*WORK INSTRUCTIONS:*
Omit the pictures from the entries below and retype everything else exactly.

• • •

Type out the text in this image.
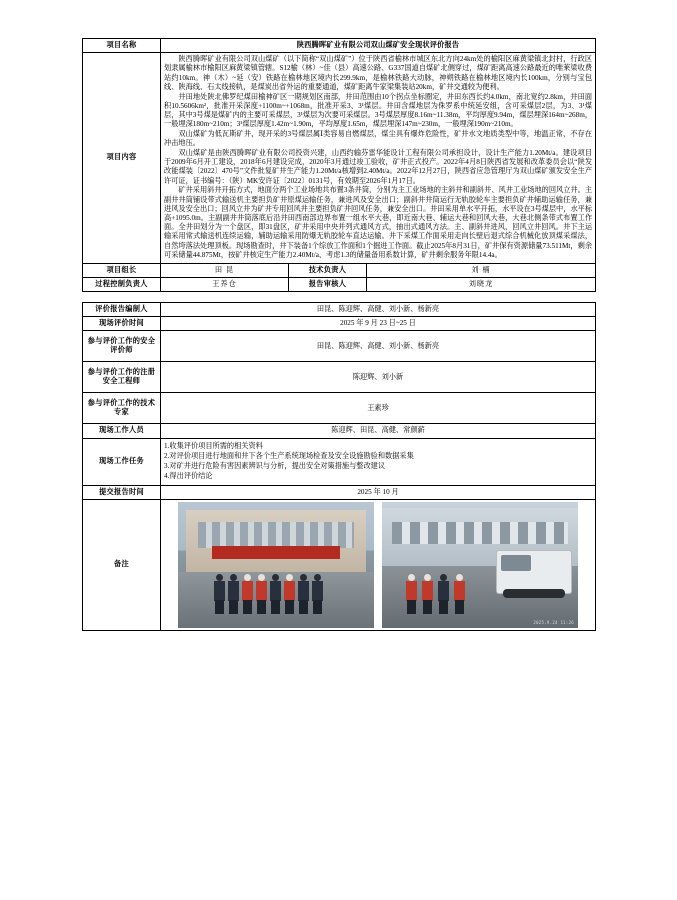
项目名称	陕西腾晖矿业有限公司双山煤矿安全现状评价报告		
项目内容	陕西腾晖矿业有限公司双山煤矿（以下简称“双山煤矿”）位于陕西省榆林市城区东北方向24km处的榆阳区麻黄梁镇北封村，行政区划隶属榆林市榆阳区麻黄梁镇管辖。S12榆（林）~佳（县）高速公路、G337国道自煤矿北侧穿过，煤矿距离高速公路最近的唯莱梁收费站约10km。神（木）~延（安）铁路在榆林地区境内长299.9km，是榆林铁路大动脉，神朔铁路在榆林地区境内长100km，分别与宝包线、陕海线、石太线接轨，是煤炭出省外运的重要通道，煤矿距离牛家梁集装站20km，矿井交通较为便利。

井田地处陕北佛罗纪煤田榆神矿区一期规划区南部，井田范围由10个拐点坐标圈定，井田东西长约4.0km，南北宽约2.8km，井田面积10.5606km²，批准开采深度+1100m~+1068m，批准开采3、3¹煤层。井田含煤地层为侏罗系中统延安组，含可采煤层2层，为3、3¹煤层，其中3号煤是煤矿内的主要可采煤层，3¹煤层为次要可采煤层。3号煤层厚度8.16m~11.38m，平均厚度9.94m，煤层埋深164m~268m，一般埋深180m~210m；3¹煤层厚度1.42m~1.90m，平均厚度1.65m，煤层埋深147m~230m，一般埋深190m~210m。

双山煤矿为低瓦斯矿井，现开采的3号煤层属Ⅰ类容易自燃煤层，煤尘具有爆炸危险性，矿井水文地质类型中等，地温正常，不存在冲击地压。

双山煤矿是由陕西腾晖矿业有限公司投资兴建，山西约输芬雷华能设计工程有限公司承担设计，设计生产能力1.20Mt/a。建设项目于2009年6月开工建设，2018年6月建设完成，2020年3月通过竣工验收，矿井正式投产。2022年4月8日陕西省发展和改革委员会以“陕发改能煤装〔2022〕470号”文件批复矿井生产能力1.20Mt/a核增到2.40Mt/a。2022年12月27日，陕西省应急管理厅为双山煤矿颁发安全生产许可证，证书编号：（陕）MK安许证〔2022〕0131号，有效期至2026年1月17日。

矿井采用斜井开拓方式，地面分两个工业场地共布置3条井筒，分别为主工业场地的主斜井和副斜井、风井工业场地的回风立井。主副井井筒铺设带式输送机主要担负矿井原煤运输任务，兼进风及安全出口；副斜井井筒运行无轨胶轮车主要担负矿井辅助运输任务，兼进风及安全出口；回风立井为矿井专用回风井主要担负矿井回风任务，兼安全出口。井田采用单水平开拓，水平设在3号煤层中，水平标高+1095.0m。主副副井井筒落底后沿井田西南部边界布置一组水平大巷，即近南大巷、辅运大巷和回风大巷，大巷北侧条带式布置工作面。全井田划分为一个盘区，即31盘区，矿井采用中央并列式通风方式，抽出式通风方法。主、副斜井进风，回风立井回风。井下主运输采用常式输送机连续运输，辅助运输采用防爆无轨胶轮车直达运输。井下采煤工作面采用走向长壁后退式综合机械化放顶煤采煤法，自然垮落法处理顶板。现场勘查时，井下装备1个综放工作面和1个掘进工作面。截止2025年8月31日，矿井保有资源储量73.511Mt，剩余可采储量44.875Mt，按矿井核定生产能力2.40Mt/a、考虑1.3的储量备用系数计算，矿井剩余服务年限14.4a。		

项目组长	田 昆	技术负责人	刘 楠
过程控制负责人	王养仓	报告审核人	刘晓龙
评价报告编制人	田昆、陈迎辉、高健、刘小新、杨新亮
现场评价时间	2025 年 9 月 23 日~25 日
参与评价工作的安全评价师	田昆、陈迎辉、高健、刘小新、杨新亮
参与评价工作的注册安全工程师	陈迎辉、刘小新
参与评价工作的技术专家	王素珍
现场工作人员	陈迎辉、田昆、高健、常颜薪
现场工作任务	1.收集评价项目所需的相关资料
2.对评价项目进行地面和井下各个生产系统现场检查及安全设施勘验和数据采集
3.对矿井进行危险有害因素辨识与分析，提出安全对策措施与整改建议
4.得出评价结论

提交报告时间	2025 年 10 月
备注	2025.9.24 11:26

• • •

*REPLY:*
Type out the text in this image.
项目名称	陕西腾晖矿业有限公司双山煤矿安全现状评价报告		
项目内容	陕西腾晖矿业有限公司双山煤矿（以下简称“双山煤矿”）位于陕西省榆林市城区东北方向24km处的榆阳区麻黄梁镇北封村，行政区划隶属榆林市榆阳区麻黄梁镇管辖。S12榆（林）~佳（县）高速公路、G337国道自煤矿北侧穿过，煤矿距离高速公路最近的唯莱梁收费站约10km。神（木）~延（安）铁路在榆林地区境内长299.9km，是榆林铁路大动脉，神朔铁路在榆林地区境内长100km，分别与宝包线、陕海线、石太线接轨，是煤炭出省外运的重要通道，煤矿距离牛家梁集装站20km，矿井交通较为便利。

井田地处陕北佛罗纪煤田榆神矿区一期规划区南部，井田范围由10个拐点坐标圈定，井田东西长约4.0km，南北宽约2.8km，井田面积10.5606km²，批准开采深度+1100m~+1068m，批准开采3、3¹煤层。井田含煤地层为侏罗系中统延安组，含可采煤层2层，为3、3¹煤层，其中3号煤是煤矿内的主要可采煤层，3¹煤层为次要可采煤层。3号煤层厚度8.16m~11.38m，平均厚度9.94m，煤层埋深164m~268m，一般埋深180m~210m；3¹煤层厚度1.42m~1.90m，平均厚度1.65m，煤层埋深147m~230m，一般埋深190m~210m。

双山煤矿为低瓦斯矿井，现开采的3号煤层属Ⅰ类容易自燃煤层，煤尘具有爆炸危险性，矿井水文地质类型中等，地温正常，不存在冲击地压。

双山煤矿是由陕西腾晖矿业有限公司投资兴建，山西约输芬雷华能设计工程有限公司承担设计，设计生产能力1.20Mt/a。建设项目于2009年6月开工建设，2018年6月建设完成，2020年3月通过竣工验收，矿井正式投产。2022年4月8日陕西省发展和改革委员会以“陕发改能煤装〔2022〕470号”文件批复矿井生产能力1.20Mt/a核增到2.40Mt/a。2022年12月27日，陕西省应急管理厅为双山煤矿颁发安全生产许可证，证书编号：（陕）MK安许证〔2022〕0131号，有效期至2026年1月17日。

矿井采用斜井开拓方式，地面分两个工业场地共布置3条井筒，分别为主工业场地的主斜井和副斜井、风井工业场地的回风立井。主副井井筒铺设带式输送机主要担负矿井原煤运输任务，兼进风及安全出口；副斜井井筒运行无轨胶轮车主要担负矿井辅助运输任务，兼进风及安全出口；回风立井为矿井专用回风井主要担负矿井回风任务，兼安全出口。井田采用单水平开拓，水平设在3号煤层中，水平标高+1095.0m。主副副井井筒落底后沿井田西南部边界布置一组水平大巷，即近南大巷、辅运大巷和回风大巷，大巷北侧条带式布置工作面。全井田划分为一个盘区，即31盘区，矿井采用中央并列式通风方式，抽出式通风方法。主、副斜井进风，回风立井回风。井下主运输采用常式输送机连续运输，辅助运输采用防爆无轨胶轮车直达运输。井下采煤工作面采用走向长壁后退式综合机械化放顶煤采煤法，自然垮落法处理顶板。现场勘查时，井下装备1个综放工作面和1个掘进工作面。截止2025年8月31日，矿井保有资源储量73.511Mt，剩余可采储量44.875Mt，按矿井核定生产能力2.40Mt/a、考虑1.3的储量备用系数计算，矿井剩余服务年限14.4a。		

项目组长	田 昆	技术负责人	刘 楠
过程控制负责人	王养仓	报告审核人	刘晓龙
评价报告编制人	田昆、陈迎辉、高健、刘小新、杨新亮
现场评价时间	2025 年 9 月 23 日~25 日
参与评价工作的安全评价师	田昆、陈迎辉、高健、刘小新、杨新亮
参与评价工作的注册安全工程师	陈迎辉、刘小新
参与评价工作的技术专家	王素珍
现场工作人员	陈迎辉、田昆、高健、常颜薪
现场工作任务	1.收集评价项目所需的相关资料
2.对评价项目进行地面和井下各个生产系统现场检查及安全设施勘验和数据采集
3.对矿井进行危险有害因素辨识与分析，提出安全对策措施与整改建议
4.得出评价结论

提交报告时间	2025 年 10 月
备注	2025.9.24 11:26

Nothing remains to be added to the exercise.